__The problem__:
Review the material and extract every line in which the word "color" occurs.
===== Working data =====
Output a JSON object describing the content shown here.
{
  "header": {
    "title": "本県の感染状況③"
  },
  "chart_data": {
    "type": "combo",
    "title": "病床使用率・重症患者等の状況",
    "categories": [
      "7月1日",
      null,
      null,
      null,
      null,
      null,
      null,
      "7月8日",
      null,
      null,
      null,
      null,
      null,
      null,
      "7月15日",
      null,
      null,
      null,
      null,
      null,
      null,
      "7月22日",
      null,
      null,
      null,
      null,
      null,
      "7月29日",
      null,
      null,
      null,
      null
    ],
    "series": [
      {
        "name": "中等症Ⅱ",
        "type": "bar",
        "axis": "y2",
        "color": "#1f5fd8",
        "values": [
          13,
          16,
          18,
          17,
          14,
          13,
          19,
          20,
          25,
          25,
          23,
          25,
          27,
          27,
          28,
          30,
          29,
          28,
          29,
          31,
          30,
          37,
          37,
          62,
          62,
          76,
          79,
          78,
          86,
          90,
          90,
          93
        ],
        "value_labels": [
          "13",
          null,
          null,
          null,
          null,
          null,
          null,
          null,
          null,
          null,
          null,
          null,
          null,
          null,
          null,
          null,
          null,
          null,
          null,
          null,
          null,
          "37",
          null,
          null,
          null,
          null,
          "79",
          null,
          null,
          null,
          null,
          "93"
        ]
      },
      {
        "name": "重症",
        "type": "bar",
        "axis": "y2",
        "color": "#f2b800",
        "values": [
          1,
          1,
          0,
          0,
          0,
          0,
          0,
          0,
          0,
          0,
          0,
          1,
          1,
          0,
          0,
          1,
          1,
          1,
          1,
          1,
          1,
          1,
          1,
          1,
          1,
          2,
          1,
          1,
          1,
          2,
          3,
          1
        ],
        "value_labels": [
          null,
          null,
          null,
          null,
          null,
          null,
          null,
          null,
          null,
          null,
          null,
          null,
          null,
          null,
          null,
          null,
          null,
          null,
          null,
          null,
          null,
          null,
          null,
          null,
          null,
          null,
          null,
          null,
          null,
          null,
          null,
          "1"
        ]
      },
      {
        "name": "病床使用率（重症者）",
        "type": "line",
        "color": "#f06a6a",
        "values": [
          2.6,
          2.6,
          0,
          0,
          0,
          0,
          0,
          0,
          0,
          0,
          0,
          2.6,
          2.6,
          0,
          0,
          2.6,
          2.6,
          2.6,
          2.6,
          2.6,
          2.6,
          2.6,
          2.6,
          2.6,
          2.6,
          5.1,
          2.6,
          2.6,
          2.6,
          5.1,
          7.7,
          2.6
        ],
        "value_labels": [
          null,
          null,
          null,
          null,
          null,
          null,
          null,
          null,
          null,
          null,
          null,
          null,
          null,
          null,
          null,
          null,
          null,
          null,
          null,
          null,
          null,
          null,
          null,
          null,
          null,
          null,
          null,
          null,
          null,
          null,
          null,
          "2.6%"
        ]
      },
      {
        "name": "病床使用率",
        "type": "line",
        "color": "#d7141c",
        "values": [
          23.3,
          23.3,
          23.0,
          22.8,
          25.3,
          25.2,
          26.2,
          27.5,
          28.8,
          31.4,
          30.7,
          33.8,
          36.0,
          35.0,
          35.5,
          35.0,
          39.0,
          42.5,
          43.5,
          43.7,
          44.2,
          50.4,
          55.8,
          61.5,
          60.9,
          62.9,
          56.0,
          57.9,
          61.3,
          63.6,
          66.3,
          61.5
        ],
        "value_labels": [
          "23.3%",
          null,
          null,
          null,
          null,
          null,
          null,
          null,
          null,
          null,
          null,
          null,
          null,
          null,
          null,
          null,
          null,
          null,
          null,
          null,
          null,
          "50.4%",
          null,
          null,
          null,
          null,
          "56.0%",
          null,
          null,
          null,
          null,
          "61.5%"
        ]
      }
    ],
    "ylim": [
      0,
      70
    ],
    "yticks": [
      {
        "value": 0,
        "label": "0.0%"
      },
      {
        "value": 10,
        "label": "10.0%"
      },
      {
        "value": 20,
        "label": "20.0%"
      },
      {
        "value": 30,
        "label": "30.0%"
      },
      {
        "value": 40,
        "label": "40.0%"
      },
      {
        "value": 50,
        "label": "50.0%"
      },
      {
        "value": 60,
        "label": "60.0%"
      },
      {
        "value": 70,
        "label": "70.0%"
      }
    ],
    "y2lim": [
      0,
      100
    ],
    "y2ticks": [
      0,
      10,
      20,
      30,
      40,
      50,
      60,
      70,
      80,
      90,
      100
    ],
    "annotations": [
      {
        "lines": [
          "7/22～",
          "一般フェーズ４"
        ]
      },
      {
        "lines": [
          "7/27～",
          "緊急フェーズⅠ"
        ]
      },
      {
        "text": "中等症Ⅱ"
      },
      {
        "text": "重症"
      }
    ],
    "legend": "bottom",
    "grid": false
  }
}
=====
__Finished exercise__:
        "color": "#1f5fd8",
        "color": "#f2b800",
        "color": "#f06a6a",
        "color": "#d7141c",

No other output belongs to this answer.